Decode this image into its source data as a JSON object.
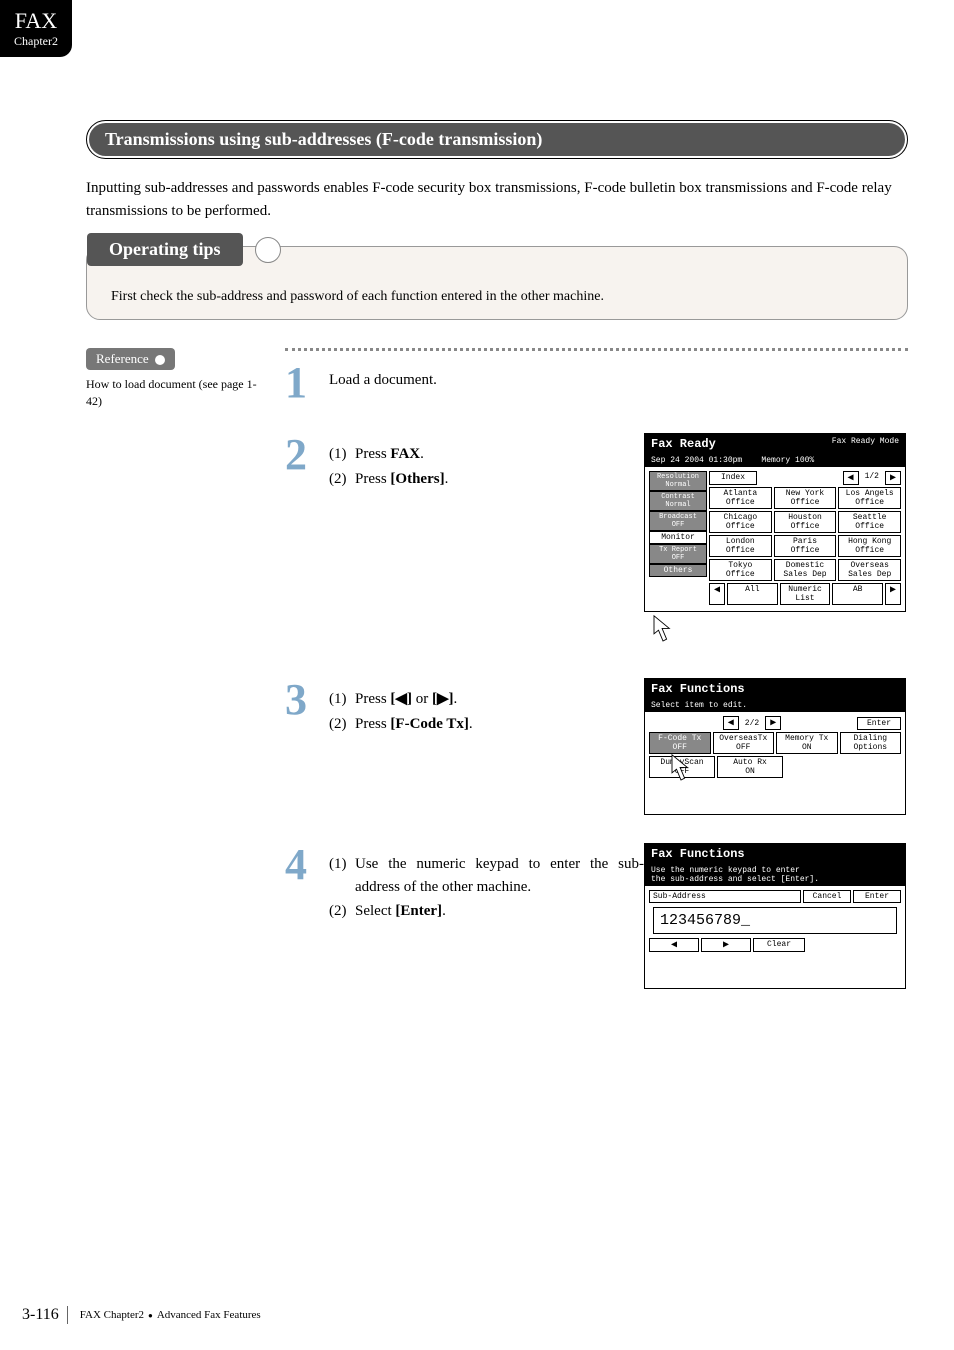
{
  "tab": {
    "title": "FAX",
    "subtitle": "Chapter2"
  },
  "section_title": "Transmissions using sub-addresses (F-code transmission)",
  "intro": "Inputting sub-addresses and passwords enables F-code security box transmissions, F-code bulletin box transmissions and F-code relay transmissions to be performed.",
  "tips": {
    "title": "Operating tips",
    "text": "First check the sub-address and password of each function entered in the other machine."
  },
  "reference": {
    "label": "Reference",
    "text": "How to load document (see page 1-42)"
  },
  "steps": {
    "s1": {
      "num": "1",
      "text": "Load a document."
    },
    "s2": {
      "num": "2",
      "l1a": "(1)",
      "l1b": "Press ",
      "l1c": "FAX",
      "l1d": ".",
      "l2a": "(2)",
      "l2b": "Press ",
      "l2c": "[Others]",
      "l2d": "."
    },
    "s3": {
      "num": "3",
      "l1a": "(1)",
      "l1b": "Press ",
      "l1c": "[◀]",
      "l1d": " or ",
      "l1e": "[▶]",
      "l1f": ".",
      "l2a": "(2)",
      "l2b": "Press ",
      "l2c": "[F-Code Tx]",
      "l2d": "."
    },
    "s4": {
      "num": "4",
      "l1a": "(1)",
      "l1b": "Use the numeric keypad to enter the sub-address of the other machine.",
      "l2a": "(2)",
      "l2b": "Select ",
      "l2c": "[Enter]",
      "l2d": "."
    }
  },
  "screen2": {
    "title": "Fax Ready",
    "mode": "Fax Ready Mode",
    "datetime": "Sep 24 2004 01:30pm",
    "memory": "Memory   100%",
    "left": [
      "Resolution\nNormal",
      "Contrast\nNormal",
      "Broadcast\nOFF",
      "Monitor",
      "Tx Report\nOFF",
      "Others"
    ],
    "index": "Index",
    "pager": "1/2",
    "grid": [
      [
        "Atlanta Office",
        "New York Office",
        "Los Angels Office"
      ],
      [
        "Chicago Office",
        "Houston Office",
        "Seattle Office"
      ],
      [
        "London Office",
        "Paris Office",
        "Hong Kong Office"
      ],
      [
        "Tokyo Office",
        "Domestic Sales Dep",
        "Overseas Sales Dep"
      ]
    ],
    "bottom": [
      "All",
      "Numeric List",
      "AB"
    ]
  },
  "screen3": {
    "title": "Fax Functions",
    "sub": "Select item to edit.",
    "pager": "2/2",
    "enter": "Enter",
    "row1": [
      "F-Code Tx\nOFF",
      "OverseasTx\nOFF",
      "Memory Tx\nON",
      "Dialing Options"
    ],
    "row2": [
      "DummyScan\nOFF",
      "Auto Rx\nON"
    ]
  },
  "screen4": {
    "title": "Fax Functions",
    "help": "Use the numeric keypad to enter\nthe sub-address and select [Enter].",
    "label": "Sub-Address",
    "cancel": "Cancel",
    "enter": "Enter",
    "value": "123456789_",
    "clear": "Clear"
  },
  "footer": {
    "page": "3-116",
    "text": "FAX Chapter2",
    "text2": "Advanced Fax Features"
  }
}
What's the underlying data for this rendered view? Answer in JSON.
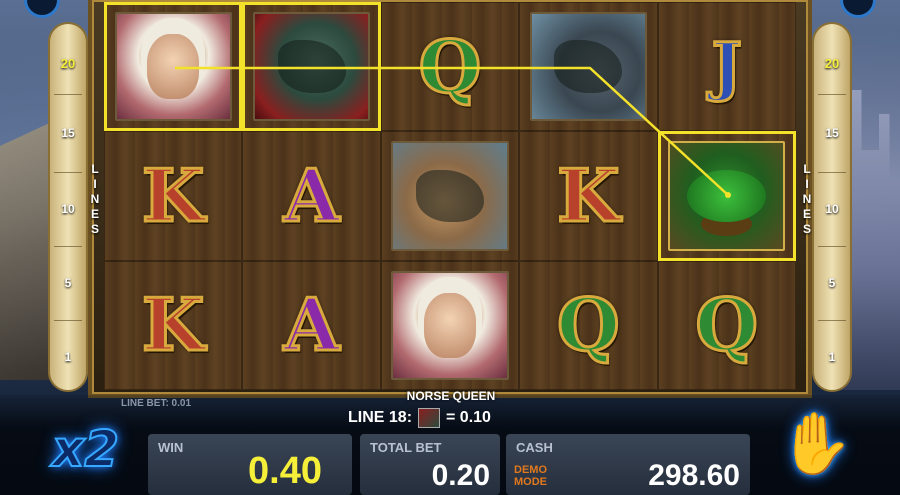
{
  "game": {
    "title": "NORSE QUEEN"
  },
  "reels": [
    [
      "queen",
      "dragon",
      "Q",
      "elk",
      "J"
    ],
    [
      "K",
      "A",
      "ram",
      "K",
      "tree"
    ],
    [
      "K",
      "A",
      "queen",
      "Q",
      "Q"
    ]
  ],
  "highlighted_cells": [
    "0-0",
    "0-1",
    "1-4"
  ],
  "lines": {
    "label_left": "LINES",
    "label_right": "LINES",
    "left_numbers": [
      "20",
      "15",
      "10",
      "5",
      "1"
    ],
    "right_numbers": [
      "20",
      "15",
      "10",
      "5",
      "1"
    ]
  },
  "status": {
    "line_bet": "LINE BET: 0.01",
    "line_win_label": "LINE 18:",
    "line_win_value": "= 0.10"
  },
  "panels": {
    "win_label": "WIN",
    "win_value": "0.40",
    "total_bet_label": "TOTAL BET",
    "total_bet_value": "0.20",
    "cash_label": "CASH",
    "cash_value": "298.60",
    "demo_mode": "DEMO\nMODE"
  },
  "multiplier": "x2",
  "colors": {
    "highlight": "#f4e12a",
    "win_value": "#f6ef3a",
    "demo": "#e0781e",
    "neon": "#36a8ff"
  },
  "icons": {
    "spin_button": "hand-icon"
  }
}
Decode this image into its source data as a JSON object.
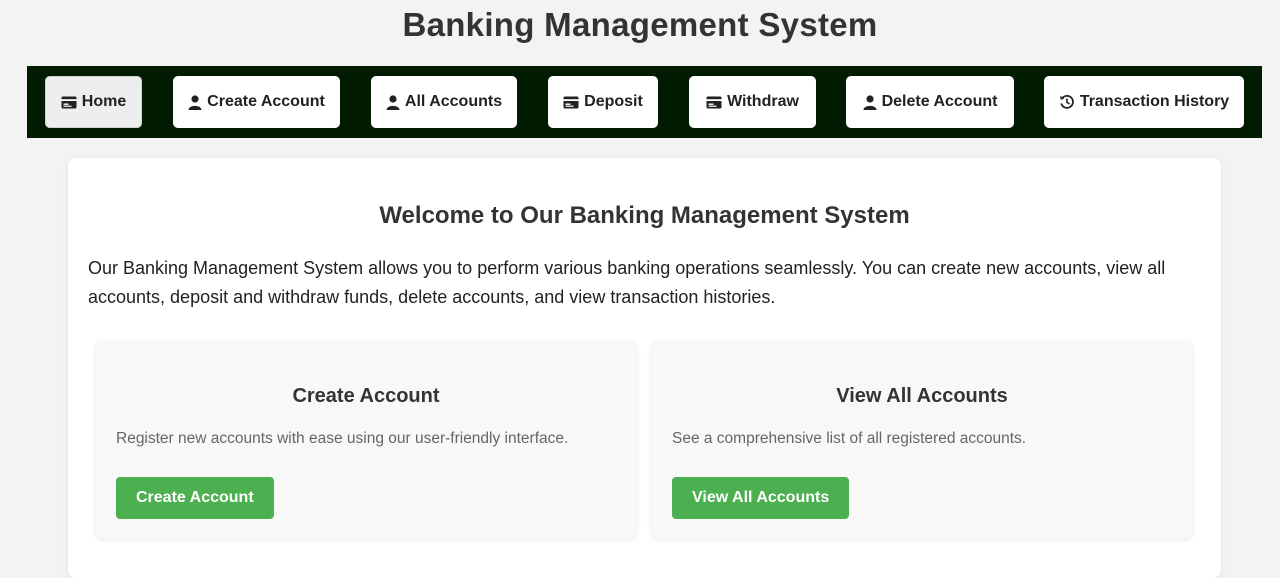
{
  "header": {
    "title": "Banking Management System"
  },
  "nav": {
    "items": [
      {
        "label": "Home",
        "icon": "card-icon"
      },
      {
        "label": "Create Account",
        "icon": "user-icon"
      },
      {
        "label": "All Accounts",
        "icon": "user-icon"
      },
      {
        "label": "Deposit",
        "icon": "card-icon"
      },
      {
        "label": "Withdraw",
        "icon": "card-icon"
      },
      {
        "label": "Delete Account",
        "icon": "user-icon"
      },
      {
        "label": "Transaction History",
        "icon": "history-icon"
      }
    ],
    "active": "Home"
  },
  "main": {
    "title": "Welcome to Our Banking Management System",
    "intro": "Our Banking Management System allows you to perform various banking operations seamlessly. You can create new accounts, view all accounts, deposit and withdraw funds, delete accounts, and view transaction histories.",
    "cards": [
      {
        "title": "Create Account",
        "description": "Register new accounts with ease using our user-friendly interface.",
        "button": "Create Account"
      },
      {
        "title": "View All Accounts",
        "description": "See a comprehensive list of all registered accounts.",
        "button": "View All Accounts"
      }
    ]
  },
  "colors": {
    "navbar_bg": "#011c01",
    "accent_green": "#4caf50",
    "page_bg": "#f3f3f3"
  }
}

▸ Exercise:
Select all lines with the word "description" from the entries above.

▸ Correct output:
        "description": "Register new accounts with ease using our user-friendly interface.",
        "description": "See a comprehensive list of all registered accounts.",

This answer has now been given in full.